▶ **Excerpted passage**:
►

We found that the Method of Agreement has the defect of not proving causation, and can, therefore, only be employed for the ascertainment of empirical laws. But we also found that besides this deficiency, it labors under a characteristic imperfection, tending to render uncertain even such conclusions as it is in itself adapted to prove. This imperfection arises from Plurality of Causes. Although two or more cases in which the phenomenon a has been met with may have no common antecedent except A, this does not prove that there is any connection between a and A, since a may have many causes, and may have been produced, in these different instances, not by any thing which the instances had in common, but by some of those elements in them which were different. We nevertheless observed, that in proportion to the multiplication of instances pointing to A as the antecedent, the characteristic uncertainty of the method diminishes, and the existence of a law of connection between A and a more nearly approaches to certainty. It is now to be determined after what amount of experience this certainty may be deemed to be practically attained, and the connection between A and a may be received as an empirical law.

This question may be otherwise stated in more familiar terms: After how many and what sort of instances may it be concluded that an observed coincidence between two phenomena is not the effect of chance?

It is of the utmost importance for understanding the logic of induction, that we should form a distinct conception of what is meant by chance, and how the phenomena which common language ascribes to that abstraction are really produced.

◄

▶ **Data records**:
►

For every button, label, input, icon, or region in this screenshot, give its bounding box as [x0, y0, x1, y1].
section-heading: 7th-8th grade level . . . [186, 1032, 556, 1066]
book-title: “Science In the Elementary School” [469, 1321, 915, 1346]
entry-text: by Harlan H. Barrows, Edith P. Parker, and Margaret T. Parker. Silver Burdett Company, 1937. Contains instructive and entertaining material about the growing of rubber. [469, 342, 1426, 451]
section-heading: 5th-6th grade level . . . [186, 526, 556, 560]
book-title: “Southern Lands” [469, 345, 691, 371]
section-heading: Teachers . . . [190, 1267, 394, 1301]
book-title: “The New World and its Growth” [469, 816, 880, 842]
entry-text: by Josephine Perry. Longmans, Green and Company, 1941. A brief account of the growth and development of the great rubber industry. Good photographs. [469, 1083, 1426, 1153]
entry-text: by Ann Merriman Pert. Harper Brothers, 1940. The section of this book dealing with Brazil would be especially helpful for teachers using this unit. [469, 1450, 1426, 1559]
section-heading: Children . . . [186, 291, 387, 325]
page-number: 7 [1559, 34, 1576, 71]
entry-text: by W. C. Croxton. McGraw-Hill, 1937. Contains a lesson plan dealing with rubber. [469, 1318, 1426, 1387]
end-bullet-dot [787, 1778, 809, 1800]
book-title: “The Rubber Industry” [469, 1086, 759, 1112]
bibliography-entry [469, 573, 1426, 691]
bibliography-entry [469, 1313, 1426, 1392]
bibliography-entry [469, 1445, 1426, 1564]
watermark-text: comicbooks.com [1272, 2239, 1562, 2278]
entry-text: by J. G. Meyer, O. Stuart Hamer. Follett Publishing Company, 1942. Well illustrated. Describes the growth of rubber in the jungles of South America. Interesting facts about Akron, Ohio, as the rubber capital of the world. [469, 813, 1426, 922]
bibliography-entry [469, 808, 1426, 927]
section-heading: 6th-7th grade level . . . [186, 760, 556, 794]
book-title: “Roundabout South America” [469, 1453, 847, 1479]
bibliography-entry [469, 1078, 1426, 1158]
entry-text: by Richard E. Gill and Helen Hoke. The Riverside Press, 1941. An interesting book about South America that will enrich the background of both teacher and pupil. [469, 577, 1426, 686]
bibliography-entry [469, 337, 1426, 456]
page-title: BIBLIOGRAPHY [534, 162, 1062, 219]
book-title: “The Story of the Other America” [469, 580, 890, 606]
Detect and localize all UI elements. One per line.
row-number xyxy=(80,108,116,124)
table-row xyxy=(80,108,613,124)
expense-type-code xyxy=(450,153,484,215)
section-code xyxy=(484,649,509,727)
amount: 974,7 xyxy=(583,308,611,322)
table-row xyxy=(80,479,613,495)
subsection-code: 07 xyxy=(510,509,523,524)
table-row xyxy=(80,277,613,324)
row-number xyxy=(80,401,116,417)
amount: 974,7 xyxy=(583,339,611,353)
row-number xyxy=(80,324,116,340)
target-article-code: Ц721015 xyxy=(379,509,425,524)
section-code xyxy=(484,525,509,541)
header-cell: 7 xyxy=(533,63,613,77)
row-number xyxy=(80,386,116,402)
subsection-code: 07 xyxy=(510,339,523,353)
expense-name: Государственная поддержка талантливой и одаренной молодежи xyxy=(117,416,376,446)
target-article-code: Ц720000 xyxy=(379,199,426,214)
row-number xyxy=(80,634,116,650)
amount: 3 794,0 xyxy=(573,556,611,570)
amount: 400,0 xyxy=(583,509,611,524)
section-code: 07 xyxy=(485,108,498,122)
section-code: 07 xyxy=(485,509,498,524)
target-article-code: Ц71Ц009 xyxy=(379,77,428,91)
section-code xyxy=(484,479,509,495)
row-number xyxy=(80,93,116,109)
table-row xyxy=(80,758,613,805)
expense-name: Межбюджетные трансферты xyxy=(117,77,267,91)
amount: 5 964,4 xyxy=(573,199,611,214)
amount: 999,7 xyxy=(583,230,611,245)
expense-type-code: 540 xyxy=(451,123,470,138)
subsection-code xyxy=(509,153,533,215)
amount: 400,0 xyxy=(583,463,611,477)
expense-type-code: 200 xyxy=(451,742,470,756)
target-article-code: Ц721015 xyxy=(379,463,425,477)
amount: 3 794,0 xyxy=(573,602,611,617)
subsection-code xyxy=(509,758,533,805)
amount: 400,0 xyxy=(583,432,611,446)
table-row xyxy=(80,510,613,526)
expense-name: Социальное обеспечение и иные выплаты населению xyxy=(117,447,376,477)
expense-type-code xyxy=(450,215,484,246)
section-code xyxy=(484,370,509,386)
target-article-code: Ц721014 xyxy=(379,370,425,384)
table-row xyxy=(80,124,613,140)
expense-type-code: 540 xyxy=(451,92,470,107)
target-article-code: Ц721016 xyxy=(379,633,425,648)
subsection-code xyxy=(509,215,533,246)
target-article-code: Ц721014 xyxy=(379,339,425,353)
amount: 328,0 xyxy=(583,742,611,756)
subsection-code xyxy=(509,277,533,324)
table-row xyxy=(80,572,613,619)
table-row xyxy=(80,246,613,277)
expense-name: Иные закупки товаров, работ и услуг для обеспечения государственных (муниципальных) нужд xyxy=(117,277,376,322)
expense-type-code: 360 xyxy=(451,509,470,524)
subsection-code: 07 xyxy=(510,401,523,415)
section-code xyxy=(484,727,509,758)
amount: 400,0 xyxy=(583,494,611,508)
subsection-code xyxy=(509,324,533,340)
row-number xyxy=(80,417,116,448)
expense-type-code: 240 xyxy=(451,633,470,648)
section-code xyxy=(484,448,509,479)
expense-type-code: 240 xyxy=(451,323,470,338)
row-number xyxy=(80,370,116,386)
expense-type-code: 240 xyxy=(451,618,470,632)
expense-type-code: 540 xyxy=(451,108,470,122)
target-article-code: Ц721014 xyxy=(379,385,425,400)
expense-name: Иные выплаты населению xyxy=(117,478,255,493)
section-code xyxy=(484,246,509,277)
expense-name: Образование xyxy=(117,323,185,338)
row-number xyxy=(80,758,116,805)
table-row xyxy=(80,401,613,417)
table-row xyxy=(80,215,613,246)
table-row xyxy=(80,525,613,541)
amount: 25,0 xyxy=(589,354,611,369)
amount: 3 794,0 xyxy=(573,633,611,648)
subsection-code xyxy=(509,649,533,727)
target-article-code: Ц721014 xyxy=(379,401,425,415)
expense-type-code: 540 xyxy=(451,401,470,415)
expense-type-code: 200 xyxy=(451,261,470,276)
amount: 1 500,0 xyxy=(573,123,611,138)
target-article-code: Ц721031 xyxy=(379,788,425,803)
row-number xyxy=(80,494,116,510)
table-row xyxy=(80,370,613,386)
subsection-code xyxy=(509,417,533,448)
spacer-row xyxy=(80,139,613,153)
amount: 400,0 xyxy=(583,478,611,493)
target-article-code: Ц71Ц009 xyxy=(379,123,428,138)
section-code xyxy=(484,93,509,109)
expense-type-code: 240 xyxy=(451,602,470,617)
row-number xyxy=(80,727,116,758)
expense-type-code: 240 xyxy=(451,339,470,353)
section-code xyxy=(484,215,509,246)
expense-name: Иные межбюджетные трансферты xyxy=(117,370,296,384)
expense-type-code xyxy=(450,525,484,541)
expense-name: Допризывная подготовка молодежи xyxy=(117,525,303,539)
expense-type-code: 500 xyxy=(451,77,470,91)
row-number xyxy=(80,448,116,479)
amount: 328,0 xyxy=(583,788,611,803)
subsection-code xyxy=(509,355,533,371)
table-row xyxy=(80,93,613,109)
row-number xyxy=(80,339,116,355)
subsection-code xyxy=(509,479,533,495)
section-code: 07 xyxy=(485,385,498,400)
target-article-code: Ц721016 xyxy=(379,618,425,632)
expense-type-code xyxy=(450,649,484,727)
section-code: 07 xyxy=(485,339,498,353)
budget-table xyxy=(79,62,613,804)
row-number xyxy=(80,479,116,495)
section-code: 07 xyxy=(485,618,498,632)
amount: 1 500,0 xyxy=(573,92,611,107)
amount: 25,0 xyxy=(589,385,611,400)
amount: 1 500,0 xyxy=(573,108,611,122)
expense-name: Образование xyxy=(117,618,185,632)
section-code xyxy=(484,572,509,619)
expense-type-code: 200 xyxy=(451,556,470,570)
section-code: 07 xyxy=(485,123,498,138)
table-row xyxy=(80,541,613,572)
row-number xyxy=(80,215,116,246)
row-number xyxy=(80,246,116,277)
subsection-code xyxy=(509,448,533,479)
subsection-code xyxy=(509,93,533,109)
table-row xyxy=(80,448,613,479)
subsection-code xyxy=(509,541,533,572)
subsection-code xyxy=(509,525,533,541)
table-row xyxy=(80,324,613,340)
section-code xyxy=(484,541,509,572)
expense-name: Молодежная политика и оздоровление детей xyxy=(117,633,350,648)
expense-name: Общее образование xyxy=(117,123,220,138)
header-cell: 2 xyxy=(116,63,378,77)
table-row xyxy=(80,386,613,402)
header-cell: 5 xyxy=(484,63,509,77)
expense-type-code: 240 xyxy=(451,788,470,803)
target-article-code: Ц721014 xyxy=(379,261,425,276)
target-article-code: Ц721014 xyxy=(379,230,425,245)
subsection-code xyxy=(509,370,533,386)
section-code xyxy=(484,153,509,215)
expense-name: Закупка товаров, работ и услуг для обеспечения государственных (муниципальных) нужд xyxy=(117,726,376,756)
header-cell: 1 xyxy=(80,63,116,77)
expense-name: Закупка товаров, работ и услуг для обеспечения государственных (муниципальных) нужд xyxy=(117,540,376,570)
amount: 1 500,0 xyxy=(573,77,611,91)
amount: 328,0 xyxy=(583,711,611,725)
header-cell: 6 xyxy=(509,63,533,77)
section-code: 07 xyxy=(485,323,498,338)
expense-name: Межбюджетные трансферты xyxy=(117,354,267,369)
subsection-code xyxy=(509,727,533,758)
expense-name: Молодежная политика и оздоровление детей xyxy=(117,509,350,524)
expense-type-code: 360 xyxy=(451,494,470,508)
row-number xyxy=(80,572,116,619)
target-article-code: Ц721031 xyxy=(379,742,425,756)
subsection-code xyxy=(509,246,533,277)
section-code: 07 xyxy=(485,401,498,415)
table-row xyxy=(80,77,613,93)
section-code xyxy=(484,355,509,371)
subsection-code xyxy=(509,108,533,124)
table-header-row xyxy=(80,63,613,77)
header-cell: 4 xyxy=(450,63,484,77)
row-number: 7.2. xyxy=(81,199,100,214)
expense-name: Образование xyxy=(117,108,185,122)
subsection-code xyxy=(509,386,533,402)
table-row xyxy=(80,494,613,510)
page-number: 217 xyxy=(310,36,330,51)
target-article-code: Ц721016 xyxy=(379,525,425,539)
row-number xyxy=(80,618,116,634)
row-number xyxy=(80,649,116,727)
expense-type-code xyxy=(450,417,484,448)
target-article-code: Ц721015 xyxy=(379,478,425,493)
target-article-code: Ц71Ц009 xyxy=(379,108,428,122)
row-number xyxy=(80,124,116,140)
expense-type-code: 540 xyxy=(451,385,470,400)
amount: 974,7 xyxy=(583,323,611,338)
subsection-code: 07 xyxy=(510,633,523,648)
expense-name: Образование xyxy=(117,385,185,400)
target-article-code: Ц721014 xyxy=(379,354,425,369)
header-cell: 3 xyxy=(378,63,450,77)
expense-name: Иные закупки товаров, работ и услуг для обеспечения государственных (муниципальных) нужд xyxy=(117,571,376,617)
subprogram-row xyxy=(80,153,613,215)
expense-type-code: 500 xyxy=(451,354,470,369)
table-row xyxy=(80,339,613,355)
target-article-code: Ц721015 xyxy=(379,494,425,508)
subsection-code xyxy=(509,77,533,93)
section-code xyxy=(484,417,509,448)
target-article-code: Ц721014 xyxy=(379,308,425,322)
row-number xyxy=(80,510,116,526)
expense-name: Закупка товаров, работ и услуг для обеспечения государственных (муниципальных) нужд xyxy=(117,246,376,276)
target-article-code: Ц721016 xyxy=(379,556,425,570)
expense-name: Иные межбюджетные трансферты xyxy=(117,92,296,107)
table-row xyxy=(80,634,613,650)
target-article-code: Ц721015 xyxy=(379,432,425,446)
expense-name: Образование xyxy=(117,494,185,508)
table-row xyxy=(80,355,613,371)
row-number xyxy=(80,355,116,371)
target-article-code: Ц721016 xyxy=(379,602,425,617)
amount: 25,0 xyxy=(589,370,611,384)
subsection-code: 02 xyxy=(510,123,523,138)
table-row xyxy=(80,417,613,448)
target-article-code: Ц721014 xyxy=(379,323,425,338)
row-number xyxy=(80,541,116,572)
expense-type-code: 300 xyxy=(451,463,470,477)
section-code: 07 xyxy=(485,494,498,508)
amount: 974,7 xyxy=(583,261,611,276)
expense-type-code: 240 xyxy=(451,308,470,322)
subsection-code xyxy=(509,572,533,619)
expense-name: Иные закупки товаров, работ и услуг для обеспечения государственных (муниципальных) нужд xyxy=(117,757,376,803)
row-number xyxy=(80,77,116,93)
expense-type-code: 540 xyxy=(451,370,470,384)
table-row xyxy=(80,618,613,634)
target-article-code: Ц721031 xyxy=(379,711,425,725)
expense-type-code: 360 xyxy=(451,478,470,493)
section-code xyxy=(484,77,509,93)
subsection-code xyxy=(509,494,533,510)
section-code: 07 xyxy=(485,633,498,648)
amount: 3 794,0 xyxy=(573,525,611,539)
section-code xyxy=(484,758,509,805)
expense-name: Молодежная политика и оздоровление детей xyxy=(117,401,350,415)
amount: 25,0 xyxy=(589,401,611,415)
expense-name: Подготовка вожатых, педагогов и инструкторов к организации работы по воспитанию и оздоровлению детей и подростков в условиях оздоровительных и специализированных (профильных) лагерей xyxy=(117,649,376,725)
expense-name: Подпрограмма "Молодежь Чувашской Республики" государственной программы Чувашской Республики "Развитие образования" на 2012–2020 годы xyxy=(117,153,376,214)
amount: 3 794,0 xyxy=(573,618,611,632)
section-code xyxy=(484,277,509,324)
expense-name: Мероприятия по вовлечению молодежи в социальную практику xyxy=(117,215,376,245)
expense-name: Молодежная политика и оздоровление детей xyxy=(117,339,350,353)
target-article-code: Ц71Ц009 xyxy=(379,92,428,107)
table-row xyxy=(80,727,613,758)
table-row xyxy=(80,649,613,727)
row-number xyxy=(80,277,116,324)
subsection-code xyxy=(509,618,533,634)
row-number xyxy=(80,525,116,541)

◄

▶ **What needs to be done**: Continue the passage on induction and chance, beginning right after its final sentence about forming a distinct conception of what is meant by chance.

▶ **Exercise answer**:
§ 2. Chance is usually spoken of in direct antithesis to law; whatever, it is supposed, can not be ascribed to any law is attributed to chance. It is, however, certain that whatever happens is the result of some law; is an effect of causes, and could have been predicted from a knowledge of the existence of those causes, and from their laws. If I turn up a particular card, that is a consequence of its place in the pack. Its place in the pack was a consequence of the manner in which the cards were shuffled, or of the order in which they were played in the last game; which, again, were effects of prior causes. At every stage, if we had possessed an accurate knowledge of the causes in existence, it would have been abstractedly possible to foretell the effect.

An event occurring by chance may be better described as a coincidence from which we have no ground to infer a uniformity—the occurrence of a phenomenon in certain circumstances, without our having reason on that account to infer that it will happen again in those circumstances. This, however, when looked closely into, implies that the enumeration of the circumstances is not complete. Whatever the fact be, since it has occurred once, we may be sure that if all the same circumstances were repeated it would occur again; and not only if all, but there is some particular portion of those circumstances on which the phenomenon is invariably consequent. With most of them, however, it is not connected in any permanent manner; its conjunction with those is said to be the effect of chance, to be merely casual. Facts casually conjoined are separately the effects of causes, and therefore of laws; but of different causes, and causes not connected by any law.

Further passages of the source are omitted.